◆ Exercise instructions ◆
Repeat the full listing below verbatim and keep the images out.

===== Data supplied =====

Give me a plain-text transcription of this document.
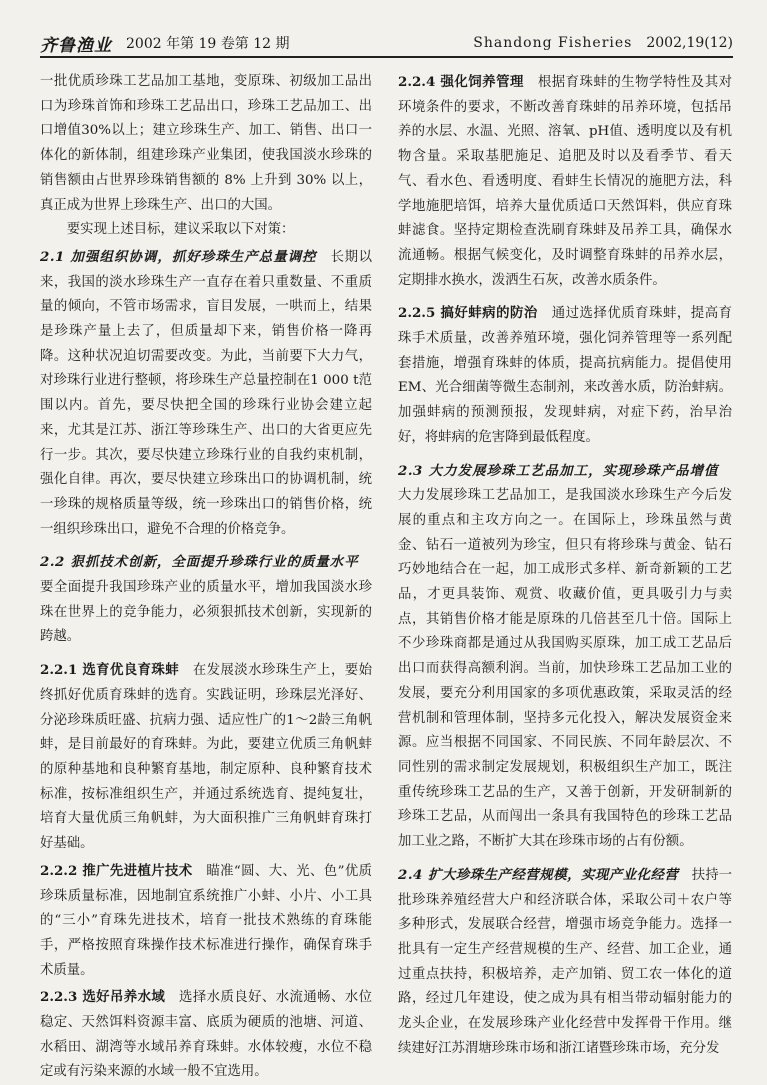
齐鲁渔业 2002 年第 19 卷第 12 期	Shandong Fisheries 2002,19(12)

一批优质珍珠工艺品加工基地，变原珠、初级加工品出口为珍珠首饰和珍珠工艺品出口，珍珠工艺品加工、出口增值30%以上；建立珍珠生产、加工、销售、出口一体化的新体制，组建珍珠产业集团，使我国淡水珍珠的销售额由占世界珍珠销售额的 8% 上升到 30% 以上，真正成为世界上珍珠生产、出口的大国。

要实现上述目标，建议采取以下对策：

2.1 加强组织协调，抓好珍珠生产总量调控  长期以来，我国的淡水珍珠生产一直存在着只重数量、不重质量的倾向，不管市场需求，盲目发展，一哄而上，结果是珍珠产量上去了，但质量却下来，销售价格一降再降。这种状况迫切需要改变。为此，当前要下大力气，对珍珠行业进行整顿，将珍珠生产总量控制在1 000 t范围以内。首先，要尽快把全国的珍珠行业协会建立起来，尤其是江苏、浙江等珍珠生产、出口的大省更应先行一步。其次，要尽快建立珍珠行业的自我约束机制，强化自律。再次，要尽快建立珍珠出口的协调机制，统一珍珠的规格质量等级，统一珍珠出口的销售价格，统一组织珍珠出口，避免不合理的价格竞争。

2.2 狠抓技术创新，全面提升珍珠行业的质量水平 要全面提升我国珍珠产业的质量水平，增加我国淡水珍珠在世界上的竞争能力，必须狠抓技术创新，实现新的跨越。

2.2.1 选育优良育珠蚌  在发展淡水珍珠生产上，要始终抓好优质育珠蚌的选育。实践证明，珍珠层光泽好、分泌珍珠质旺盛、抗病力强、适应性广的1～2龄三角帆蚌，是目前最好的育珠蚌。为此，要建立优质三角帆蚌的原种基地和良种繁育基地，制定原种、良种繁育技术标准，按标准组织生产，并通过系统选育、提纯复壮，培育大量优质三角帆蚌，为大面积推广三角帆蚌育珠打好基础。

2.2.2 推广先进植片技术  瞄准“圆、大、光、色”优质珍珠质量标准，因地制宜系统推广小蚌、小片、小工具的“三小”育珠先进技术，培育一批技术熟练的育珠能手，严格按照育珠操作技术标准进行操作，确保育珠手术质量。

2.2.3 选好吊养水域  选择水质良好、水流通畅、水位稳定、天然饵料资源丰富、底质为硬质的池塘、河道、水稻田、湖湾等水域吊养育珠蚌。水体较瘦，水位不稳定或有污染来源的水域一般不宜选用。

2.2.4 强化饲养管理  根据育珠蚌的生物学特性及其对环境条件的要求，不断改善育珠蚌的吊养环境，包括吊养的水层、水温、光照、溶氧、pH值、透明度以及有机物含量。采取基肥施足、追肥及时以及看季节、看天气、看水色、看透明度、看蚌生长情况的施肥方法，科学地施肥培饵，培养大量优质适口天然饵料，供应育珠蚌滤食。坚持定期检查洗刷育珠蚌及吊养工具，确保水流通畅。根据气候变化，及时调整育珠蚌的吊养水层，定期排水换水，泼洒生石灰，改善水质条件。

2.2.5 搞好蚌病的防治  通过选择优质育珠蚌，提高育珠手术质量，改善养殖环境，强化饲养管理等一系列配套措施，增强育珠蚌的体质，提高抗病能力。提倡使用EM、光合细菌等微生态制剂，来改善水质，防治蚌病。加强蚌病的预测预报，发现蚌病，对症下药，治早治好，将蚌病的危害降到最低程度。

2.3 大力发展珍珠工艺品加工，实现珍珠产品增值 大力发展珍珠工艺品加工，是我国淡水珍珠生产今后发展的重点和主攻方向之一。在国际上，珍珠虽然与黄金、钻石一道被列为珍宝，但只有将珍珠与黄金、钻石巧妙地结合在一起，加工成形式多样、新奇新颖的工艺品，才更具装饰、观赏、收藏价值，更具吸引力与卖点，其销售价格才能是原珠的几倍甚至几十倍。国际上不少珍珠商都是通过从我国购买原珠，加工成工艺品后出口而获得高额利润。当前，加快珍珠工艺品加工业的发展，要充分利用国家的多项优惠政策，采取灵活的经营机制和管理体制，坚持多元化投入，解决发展资金来源。应当根据不同国家、不同民族、不同年龄层次、不同性别的需求制定发展规划，积极组织生产加工，既注重传统珍珠工艺品的生产，又善于创新，开发研制新的珍珠工艺品，从而闯出一条具有我国特色的珍珠工艺品加工业之路，不断扩大其在珍珠市场的占有份额。

2.4 扩大珍珠生产经营规模，实现产业化经营  扶持一批珍珠养殖经营大户和经济联合体，采取公司＋农户等多种形式，发展联合经营，增强市场竞争能力。选择一批具有一定生产经营规模的生产、经营、加工企业，通过重点扶持，积极培养，走产加销、贸工农一体化的道路，经过几年建设，使之成为具有相当带动辐射能力的龙头企业，在发展珍珠产业化经营中发挥骨干作用。继续建好江苏渭塘珍珠市场和浙江诸暨珍珠市场，充分发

=====

◆ Complete response ◆
Give me a plain-text transcription of this document.
齐鲁渔业 2002 年第 19 卷第 12 期	Shandong Fisheries 2002,19(12)

一批优质珍珠工艺品加工基地，变原珠、初级加工品出口为珍珠首饰和珍珠工艺品出口，珍珠工艺品加工、出口增值30%以上；建立珍珠生产、加工、销售、出口一体化的新体制，组建珍珠产业集团，使我国淡水珍珠的销售额由占世界珍珠销售额的 8% 上升到 30% 以上，真正成为世界上珍珠生产、出口的大国。

要实现上述目标，建议采取以下对策：

2.1 加强组织协调，抓好珍珠生产总量调控  长期以来，我国的淡水珍珠生产一直存在着只重数量、不重质量的倾向，不管市场需求，盲目发展，一哄而上，结果是珍珠产量上去了，但质量却下来，销售价格一降再降。这种状况迫切需要改变。为此，当前要下大力气，对珍珠行业进行整顿，将珍珠生产总量控制在1 000 t范围以内。首先，要尽快把全国的珍珠行业协会建立起来，尤其是江苏、浙江等珍珠生产、出口的大省更应先行一步。其次，要尽快建立珍珠行业的自我约束机制，强化自律。再次，要尽快建立珍珠出口的协调机制，统一珍珠的规格质量等级，统一珍珠出口的销售价格，统一组织珍珠出口，避免不合理的价格竞争。

2.2 狠抓技术创新，全面提升珍珠行业的质量水平 要全面提升我国珍珠产业的质量水平，增加我国淡水珍珠在世界上的竞争能力，必须狠抓技术创新，实现新的跨越。

2.2.1 选育优良育珠蚌  在发展淡水珍珠生产上，要始终抓好优质育珠蚌的选育。实践证明，珍珠层光泽好、分泌珍珠质旺盛、抗病力强、适应性广的1～2龄三角帆蚌，是目前最好的育珠蚌。为此，要建立优质三角帆蚌的原种基地和良种繁育基地，制定原种、良种繁育技术标准，按标准组织生产，并通过系统选育、提纯复壮，培育大量优质三角帆蚌，为大面积推广三角帆蚌育珠打好基础。

2.2.2 推广先进植片技术  瞄准“圆、大、光、色”优质珍珠质量标准，因地制宜系统推广小蚌、小片、小工具的“三小”育珠先进技术，培育一批技术熟练的育珠能手，严格按照育珠操作技术标准进行操作，确保育珠手术质量。

2.2.3 选好吊养水域  选择水质良好、水流通畅、水位稳定、天然饵料资源丰富、底质为硬质的池塘、河道、水稻田、湖湾等水域吊养育珠蚌。水体较瘦，水位不稳定或有污染来源的水域一般不宜选用。

2.2.4 强化饲养管理  根据育珠蚌的生物学特性及其对环境条件的要求，不断改善育珠蚌的吊养环境，包括吊养的水层、水温、光照、溶氧、pH值、透明度以及有机物含量。采取基肥施足、追肥及时以及看季节、看天气、看水色、看透明度、看蚌生长情况的施肥方法，科学地施肥培饵，培养大量优质适口天然饵料，供应育珠蚌滤食。坚持定期检查洗刷育珠蚌及吊养工具，确保水流通畅。根据气候变化，及时调整育珠蚌的吊养水层，定期排水换水，泼洒生石灰，改善水质条件。

2.2.5 搞好蚌病的防治  通过选择优质育珠蚌，提高育珠手术质量，改善养殖环境，强化饲养管理等一系列配套措施，增强育珠蚌的体质，提高抗病能力。提倡使用EM、光合细菌等微生态制剂，来改善水质，防治蚌病。加强蚌病的预测预报，发现蚌病，对症下药，治早治好，将蚌病的危害降到最低程度。

2.3 大力发展珍珠工艺品加工，实现珍珠产品增值 大力发展珍珠工艺品加工，是我国淡水珍珠生产今后发展的重点和主攻方向之一。在国际上，珍珠虽然与黄金、钻石一道被列为珍宝，但只有将珍珠与黄金、钻石巧妙地结合在一起，加工成形式多样、新奇新颖的工艺品，才更具装饰、观赏、收藏价值，更具吸引力与卖点，其销售价格才能是原珠的几倍甚至几十倍。国际上不少珍珠商都是通过从我国购买原珠，加工成工艺品后出口而获得高额利润。当前，加快珍珠工艺品加工业的发展，要充分利用国家的多项优惠政策，采取灵活的经营机制和管理体制，坚持多元化投入，解决发展资金来源。应当根据不同国家、不同民族、不同年龄层次、不同性别的需求制定发展规划，积极组织生产加工，既注重传统珍珠工艺品的生产，又善于创新，开发研制新的珍珠工艺品，从而闯出一条具有我国特色的珍珠工艺品加工业之路，不断扩大其在珍珠市场的占有份额。

2.4 扩大珍珠生产经营规模，实现产业化经营  扶持一批珍珠养殖经营大户和经济联合体，采取公司＋农户等多种形式，发展联合经营，增强市场竞争能力。选择一批具有一定生产经营规模的生产、经营、加工企业，通过重点扶持，积极培养，走产加销、贸工农一体化的道路，经过几年建设，使之成为具有相当带动辐射能力的龙头企业，在发展珍珠产业化经营中发挥骨干作用。继续建好江苏渭塘珍珠市场和浙江诸暨珍珠市场，充分发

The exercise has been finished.